Given records:
— start —
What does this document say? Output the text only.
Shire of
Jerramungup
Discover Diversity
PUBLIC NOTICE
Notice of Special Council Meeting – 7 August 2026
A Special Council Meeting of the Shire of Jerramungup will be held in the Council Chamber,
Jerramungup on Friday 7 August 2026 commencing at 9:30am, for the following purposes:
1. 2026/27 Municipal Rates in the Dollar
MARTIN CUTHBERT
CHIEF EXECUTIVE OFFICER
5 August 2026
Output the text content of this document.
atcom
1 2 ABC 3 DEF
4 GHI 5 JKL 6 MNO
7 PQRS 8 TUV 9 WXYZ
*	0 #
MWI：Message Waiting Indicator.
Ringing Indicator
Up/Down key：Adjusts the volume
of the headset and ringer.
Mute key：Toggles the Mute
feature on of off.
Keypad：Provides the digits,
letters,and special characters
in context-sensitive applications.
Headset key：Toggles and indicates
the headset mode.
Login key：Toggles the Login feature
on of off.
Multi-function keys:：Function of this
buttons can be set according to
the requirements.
— end —
Go through the material and copy out every line with "document" in it.

Reply:
What does this document say? Output the text only.
Output the text content of this document.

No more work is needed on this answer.